* _PASSAGE TO READ_:
--- --- ---

8.18.2008

Book Report 3, Part A

Written by Scott Bessenecker, an employee of InterVarsity Christian Fellowship/USA, this book describes the ways in which a sect of Christianity is making efforts to reconnect with the world's poor by mimicking the work of particular monastic legends, like St. Francis of Assisi and St. Patrick. These Christians confess that "God's plan was to keep the gap between rich and poor small...because both [the rich and the poor] deserve the dignity of sufficiency" (43). It is an admirable feat in my opinion, to turn one's "back on the 'American Dream' and a life of conspicuous consumption" in order to turn, instead, to God's dream of "simplicity and compassion" (13). I find very interesting his readiness to admit that the church often loses her emotional vigor with the onset of new movements and subsequently dies, and has died several times throughout the ages of her past and present (16). This in part is why I have been suspect of New Monasticism, I suspect? Who is to say this is more than another bandwagon effort to renew the church and keep her relevant in a culture obsessed with improvement? But Bessenecker goes on to say that this movement is different in that it comes on the cusp of many new developments and stems not from a position of power and influence, but with a grassroots mentality appropriated through equal leadership of service. I am inspired by the plethora of organizations and churches he names who are engaged in this work of serving the poor as the poor throughout the world.

--- --- ---

* _TASK SET_:
1. List every page number the book report cites in parentheses.
2. Continue the book report on New Monasticism from its last sentence.

* _DATA EXCERPT_:
--- --- ---

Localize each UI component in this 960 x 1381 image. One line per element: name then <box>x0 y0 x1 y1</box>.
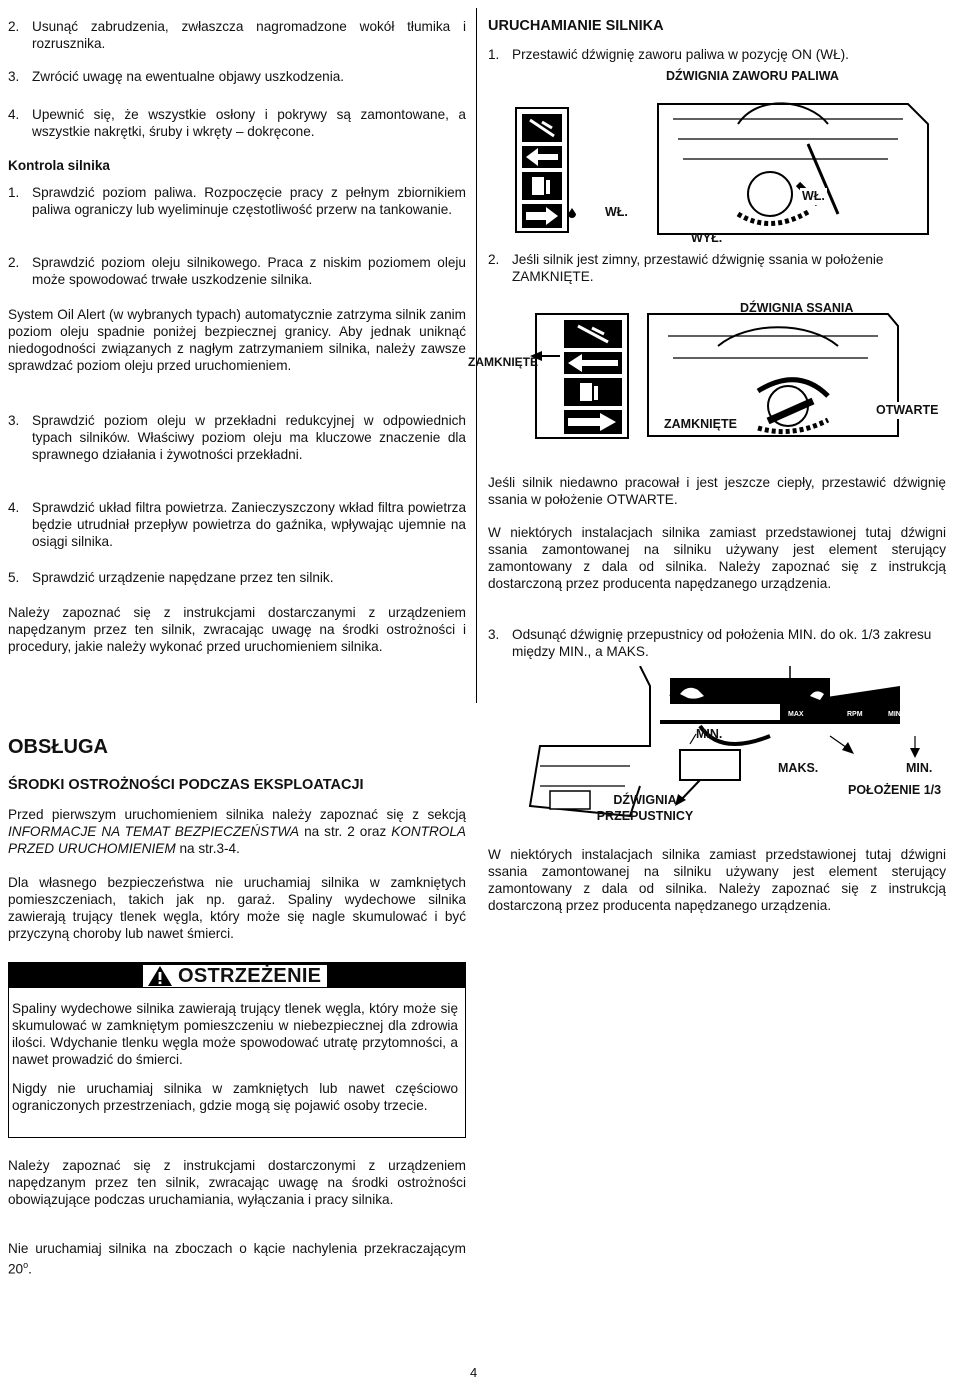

--- --- ---

* _RESULTS FOR EACH TASK_:
1. 43, 13, 16

2.
As he began chapter 2 recalling his experiences in the slums of Ho Chi Minh City, I was drawn back to my experiences in Dhaka and Rajshahi, Bangladesh. The corrugated-tin walled houses, covered with thatch roofs, stacked above sewage, stinking of stale air, and packed full of families line the city streets this country. The people are beautiful and in great need. They lack not only the resources for solid education, but frequently the ability to attend the schools or places of employment that are available to them as well. It is yet another example of the "poverty you cannot break out of" (29). I like the bold statement, "So long as there is someone desperate enough to work for a dollar or two a day, there is someone else willing to exploit that labor for those of us who just want a cheap pair of jeans" (33). This is harrowing and honest. It forces us to deal with a personal issue on a corporate level. How can changing our own behaviors in the mundane of daily living affect for better the living conditions of the poor, especially those who dwell in the developing world? I believe strongly that decisions like refusing to offer our patronage to large (and evil?) corporate chains like Walmart is a small contribution. However, this simple act still does not connect us with the poor themselves, and it seems to be Bessenecker's argument that first and foremost we must in engage with the poor on a personal level before we can fully recognize the enormous amount of changing we must do ourselves in order to lessen their plight (35-36).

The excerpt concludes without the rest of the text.